— Begin Material provided —
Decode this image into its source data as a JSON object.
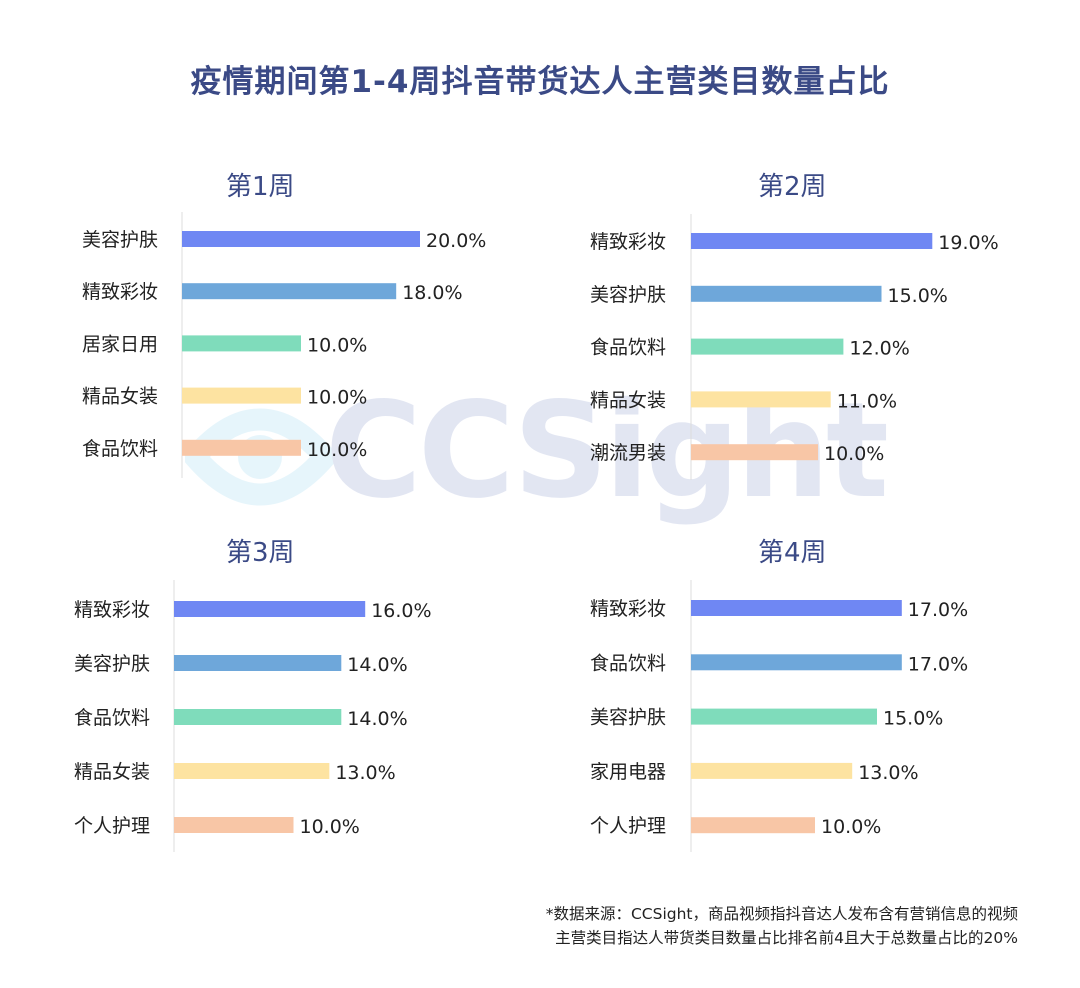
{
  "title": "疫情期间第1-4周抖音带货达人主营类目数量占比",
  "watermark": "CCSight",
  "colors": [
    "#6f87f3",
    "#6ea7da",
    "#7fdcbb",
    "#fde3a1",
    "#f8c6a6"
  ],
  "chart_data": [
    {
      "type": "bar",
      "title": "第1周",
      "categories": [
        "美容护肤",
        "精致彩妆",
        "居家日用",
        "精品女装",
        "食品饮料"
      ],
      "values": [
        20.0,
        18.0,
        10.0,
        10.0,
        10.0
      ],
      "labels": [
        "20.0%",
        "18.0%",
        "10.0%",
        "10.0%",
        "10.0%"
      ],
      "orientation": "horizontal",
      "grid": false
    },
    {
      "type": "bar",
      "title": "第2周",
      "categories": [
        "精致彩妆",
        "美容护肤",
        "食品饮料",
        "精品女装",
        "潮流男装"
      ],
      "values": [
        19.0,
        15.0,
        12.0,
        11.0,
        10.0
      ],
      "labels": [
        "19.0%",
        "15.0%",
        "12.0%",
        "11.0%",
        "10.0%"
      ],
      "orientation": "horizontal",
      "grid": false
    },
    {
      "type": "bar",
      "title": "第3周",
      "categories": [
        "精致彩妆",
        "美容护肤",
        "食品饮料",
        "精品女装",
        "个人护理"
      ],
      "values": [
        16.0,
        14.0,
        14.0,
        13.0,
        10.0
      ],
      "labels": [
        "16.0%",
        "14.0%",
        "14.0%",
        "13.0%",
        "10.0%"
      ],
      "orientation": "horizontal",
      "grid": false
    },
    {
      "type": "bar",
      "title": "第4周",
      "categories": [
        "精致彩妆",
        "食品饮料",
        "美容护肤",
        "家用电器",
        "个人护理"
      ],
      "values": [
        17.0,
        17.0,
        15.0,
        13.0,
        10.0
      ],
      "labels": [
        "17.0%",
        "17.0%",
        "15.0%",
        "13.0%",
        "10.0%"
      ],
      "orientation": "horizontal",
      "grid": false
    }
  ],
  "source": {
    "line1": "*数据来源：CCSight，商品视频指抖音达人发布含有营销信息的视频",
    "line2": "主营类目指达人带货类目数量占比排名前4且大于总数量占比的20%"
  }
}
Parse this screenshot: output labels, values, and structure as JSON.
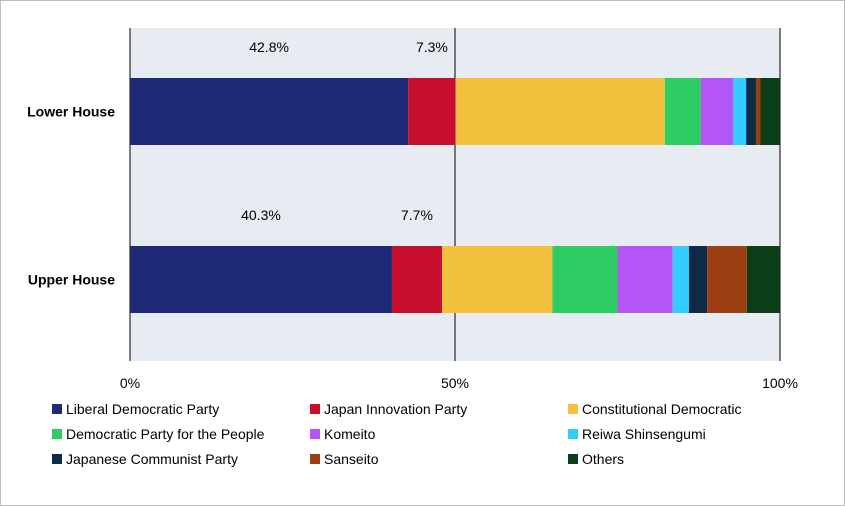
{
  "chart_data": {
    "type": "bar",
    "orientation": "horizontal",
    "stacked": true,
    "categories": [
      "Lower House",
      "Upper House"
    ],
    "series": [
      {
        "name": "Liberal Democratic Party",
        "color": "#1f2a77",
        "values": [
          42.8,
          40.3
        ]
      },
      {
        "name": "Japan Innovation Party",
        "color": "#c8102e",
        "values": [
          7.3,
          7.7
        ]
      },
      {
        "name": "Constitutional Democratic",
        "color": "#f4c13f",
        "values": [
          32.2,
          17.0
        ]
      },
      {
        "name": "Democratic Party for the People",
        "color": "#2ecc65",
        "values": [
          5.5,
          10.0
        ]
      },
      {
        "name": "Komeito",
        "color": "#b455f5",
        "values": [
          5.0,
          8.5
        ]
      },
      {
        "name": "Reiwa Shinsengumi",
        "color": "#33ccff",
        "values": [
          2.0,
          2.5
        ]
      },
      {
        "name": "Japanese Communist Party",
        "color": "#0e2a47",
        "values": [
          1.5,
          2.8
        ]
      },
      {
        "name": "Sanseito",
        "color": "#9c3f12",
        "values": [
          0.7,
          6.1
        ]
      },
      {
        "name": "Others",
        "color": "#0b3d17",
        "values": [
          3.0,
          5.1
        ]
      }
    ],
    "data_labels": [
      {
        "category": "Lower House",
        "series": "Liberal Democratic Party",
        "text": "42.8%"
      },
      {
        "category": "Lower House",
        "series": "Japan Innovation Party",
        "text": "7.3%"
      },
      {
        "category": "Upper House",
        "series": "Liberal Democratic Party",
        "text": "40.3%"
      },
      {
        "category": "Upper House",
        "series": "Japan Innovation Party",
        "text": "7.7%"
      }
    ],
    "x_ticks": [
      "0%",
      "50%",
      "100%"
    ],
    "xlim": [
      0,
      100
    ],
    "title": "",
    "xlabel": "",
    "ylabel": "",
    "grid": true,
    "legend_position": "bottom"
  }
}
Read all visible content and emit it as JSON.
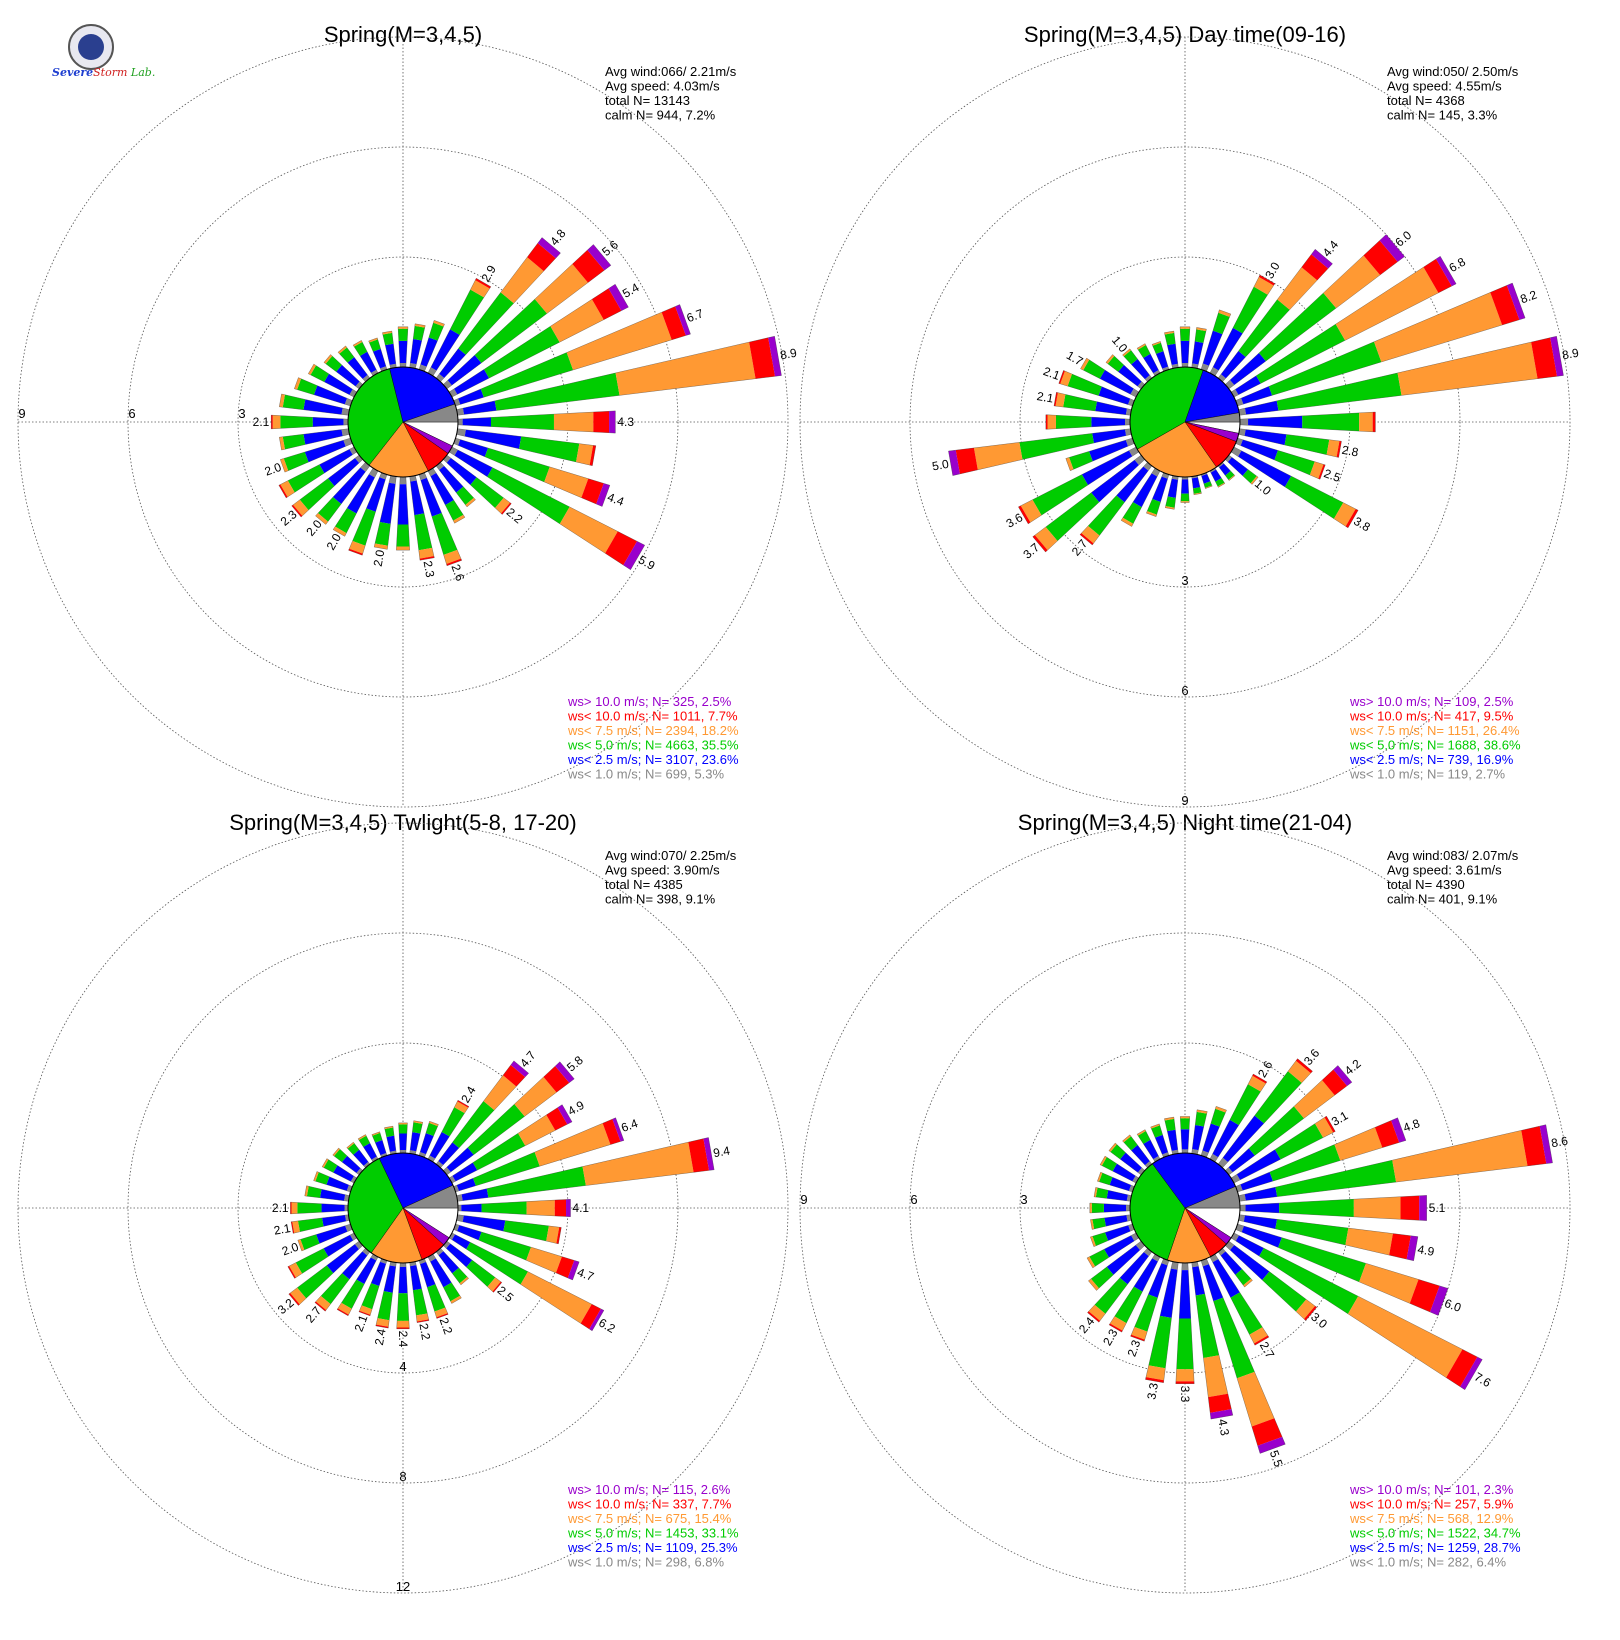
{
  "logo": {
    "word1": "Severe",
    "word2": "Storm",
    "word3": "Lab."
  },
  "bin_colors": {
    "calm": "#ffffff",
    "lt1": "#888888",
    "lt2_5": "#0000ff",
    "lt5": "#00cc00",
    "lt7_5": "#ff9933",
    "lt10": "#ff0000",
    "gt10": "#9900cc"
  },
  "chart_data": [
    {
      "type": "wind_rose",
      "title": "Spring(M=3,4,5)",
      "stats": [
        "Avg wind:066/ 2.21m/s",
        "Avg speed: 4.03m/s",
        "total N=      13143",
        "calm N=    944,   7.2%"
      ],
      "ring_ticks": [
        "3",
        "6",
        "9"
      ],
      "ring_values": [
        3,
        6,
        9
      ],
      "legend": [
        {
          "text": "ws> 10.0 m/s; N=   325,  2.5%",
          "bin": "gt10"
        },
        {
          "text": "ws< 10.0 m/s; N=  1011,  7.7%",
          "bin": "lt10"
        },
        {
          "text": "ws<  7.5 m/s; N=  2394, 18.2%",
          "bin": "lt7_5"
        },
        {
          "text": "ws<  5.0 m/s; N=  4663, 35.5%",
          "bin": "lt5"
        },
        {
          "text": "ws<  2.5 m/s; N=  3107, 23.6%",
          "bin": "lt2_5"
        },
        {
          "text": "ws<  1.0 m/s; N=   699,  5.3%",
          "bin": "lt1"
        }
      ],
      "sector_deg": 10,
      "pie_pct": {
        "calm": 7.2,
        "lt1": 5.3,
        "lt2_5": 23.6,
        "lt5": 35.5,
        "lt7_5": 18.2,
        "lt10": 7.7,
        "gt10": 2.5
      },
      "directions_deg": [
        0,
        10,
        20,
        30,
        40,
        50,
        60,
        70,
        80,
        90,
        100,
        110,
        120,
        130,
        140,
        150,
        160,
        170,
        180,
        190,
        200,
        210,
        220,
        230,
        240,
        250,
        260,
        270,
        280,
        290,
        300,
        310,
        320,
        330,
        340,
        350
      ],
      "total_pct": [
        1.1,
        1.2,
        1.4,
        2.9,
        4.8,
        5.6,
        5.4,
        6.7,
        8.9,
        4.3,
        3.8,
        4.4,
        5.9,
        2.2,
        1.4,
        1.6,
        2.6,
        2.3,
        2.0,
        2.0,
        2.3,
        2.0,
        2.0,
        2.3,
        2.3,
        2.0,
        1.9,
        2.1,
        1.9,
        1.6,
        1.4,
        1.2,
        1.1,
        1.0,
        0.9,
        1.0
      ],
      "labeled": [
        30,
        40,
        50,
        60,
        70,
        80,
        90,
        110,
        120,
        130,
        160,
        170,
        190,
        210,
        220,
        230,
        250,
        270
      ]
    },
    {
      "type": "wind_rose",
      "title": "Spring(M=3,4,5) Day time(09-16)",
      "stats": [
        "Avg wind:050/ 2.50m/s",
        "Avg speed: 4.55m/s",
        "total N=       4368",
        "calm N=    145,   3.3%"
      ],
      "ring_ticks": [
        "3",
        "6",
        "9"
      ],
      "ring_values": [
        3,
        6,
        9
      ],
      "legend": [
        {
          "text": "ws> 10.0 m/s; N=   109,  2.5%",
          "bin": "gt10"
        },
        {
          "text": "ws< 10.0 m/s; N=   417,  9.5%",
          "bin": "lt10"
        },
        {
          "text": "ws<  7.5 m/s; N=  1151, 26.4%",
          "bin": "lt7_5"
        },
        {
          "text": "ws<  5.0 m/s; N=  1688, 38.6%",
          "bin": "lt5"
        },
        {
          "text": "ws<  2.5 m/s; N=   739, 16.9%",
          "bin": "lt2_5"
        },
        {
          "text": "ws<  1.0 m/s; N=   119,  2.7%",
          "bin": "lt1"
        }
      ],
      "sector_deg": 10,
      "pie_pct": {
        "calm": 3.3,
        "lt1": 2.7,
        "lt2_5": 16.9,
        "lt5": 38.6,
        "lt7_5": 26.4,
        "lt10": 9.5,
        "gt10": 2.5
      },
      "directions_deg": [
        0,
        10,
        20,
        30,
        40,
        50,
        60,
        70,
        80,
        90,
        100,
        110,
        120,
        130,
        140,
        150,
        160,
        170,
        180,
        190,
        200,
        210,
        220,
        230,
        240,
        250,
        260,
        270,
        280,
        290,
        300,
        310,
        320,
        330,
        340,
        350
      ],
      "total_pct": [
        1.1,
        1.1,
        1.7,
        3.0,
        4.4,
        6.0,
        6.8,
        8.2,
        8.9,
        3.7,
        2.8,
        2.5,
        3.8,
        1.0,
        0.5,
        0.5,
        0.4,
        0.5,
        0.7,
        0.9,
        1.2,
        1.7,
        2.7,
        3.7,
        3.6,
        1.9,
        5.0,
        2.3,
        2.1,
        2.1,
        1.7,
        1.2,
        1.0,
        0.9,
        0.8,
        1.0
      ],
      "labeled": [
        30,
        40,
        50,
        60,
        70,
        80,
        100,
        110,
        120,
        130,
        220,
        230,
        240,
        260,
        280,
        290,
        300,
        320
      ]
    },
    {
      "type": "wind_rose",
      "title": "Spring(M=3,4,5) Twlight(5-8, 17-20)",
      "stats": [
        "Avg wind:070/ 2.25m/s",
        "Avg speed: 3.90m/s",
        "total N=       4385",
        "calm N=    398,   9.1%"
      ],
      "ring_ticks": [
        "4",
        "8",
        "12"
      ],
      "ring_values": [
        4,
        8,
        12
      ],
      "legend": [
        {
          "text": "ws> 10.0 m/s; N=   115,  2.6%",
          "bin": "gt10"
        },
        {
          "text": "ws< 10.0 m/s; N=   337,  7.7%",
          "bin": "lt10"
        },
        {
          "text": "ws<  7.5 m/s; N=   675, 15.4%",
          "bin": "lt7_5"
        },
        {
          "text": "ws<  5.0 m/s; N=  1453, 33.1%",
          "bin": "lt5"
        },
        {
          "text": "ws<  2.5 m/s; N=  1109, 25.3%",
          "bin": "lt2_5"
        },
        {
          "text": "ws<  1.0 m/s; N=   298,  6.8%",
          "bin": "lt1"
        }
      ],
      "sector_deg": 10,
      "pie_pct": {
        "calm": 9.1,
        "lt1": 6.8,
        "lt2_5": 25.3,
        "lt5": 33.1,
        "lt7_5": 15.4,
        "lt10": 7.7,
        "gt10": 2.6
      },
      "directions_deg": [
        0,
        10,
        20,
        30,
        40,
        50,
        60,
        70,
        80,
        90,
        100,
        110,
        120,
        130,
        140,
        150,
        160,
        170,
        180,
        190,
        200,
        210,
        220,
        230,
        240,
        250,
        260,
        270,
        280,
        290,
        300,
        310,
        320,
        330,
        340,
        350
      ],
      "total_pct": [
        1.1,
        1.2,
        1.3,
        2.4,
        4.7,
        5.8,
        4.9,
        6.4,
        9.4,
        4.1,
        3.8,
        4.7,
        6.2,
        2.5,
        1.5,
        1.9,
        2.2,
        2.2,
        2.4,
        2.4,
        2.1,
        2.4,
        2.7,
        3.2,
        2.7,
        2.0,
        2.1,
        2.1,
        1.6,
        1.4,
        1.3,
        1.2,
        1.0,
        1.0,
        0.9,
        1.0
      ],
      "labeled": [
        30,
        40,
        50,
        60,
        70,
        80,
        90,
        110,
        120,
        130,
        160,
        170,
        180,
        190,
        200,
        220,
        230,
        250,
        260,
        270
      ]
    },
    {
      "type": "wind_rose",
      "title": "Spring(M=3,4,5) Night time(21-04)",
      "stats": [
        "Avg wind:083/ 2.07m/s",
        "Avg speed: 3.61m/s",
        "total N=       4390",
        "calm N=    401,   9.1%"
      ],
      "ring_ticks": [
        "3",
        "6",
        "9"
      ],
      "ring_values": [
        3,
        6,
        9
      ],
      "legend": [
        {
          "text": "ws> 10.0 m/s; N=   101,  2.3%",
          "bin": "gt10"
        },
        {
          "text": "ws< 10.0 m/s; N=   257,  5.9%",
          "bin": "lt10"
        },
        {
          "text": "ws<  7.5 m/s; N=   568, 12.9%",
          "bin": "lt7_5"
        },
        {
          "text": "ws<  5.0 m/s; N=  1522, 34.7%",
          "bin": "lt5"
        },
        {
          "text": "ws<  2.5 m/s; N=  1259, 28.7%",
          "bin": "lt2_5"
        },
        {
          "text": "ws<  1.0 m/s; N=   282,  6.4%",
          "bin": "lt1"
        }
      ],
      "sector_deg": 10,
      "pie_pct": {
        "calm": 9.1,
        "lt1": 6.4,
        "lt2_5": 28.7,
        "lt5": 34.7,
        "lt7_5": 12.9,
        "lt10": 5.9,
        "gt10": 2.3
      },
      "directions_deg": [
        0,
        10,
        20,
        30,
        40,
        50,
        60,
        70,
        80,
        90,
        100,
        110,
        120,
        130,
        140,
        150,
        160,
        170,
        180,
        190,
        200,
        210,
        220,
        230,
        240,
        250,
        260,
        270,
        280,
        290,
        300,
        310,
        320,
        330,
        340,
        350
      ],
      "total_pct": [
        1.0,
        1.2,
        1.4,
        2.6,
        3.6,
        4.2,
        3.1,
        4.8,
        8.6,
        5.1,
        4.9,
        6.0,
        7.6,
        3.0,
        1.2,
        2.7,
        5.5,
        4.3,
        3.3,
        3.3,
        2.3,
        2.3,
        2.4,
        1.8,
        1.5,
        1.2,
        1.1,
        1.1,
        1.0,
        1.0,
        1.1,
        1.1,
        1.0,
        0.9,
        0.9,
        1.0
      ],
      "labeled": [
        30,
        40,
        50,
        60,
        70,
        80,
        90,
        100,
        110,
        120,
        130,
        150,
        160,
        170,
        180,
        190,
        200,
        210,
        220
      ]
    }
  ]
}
— End Material provided —
### Aim
Of the lines above, how many include the word "Spring"? Reply with the number only.

### Correct answer
4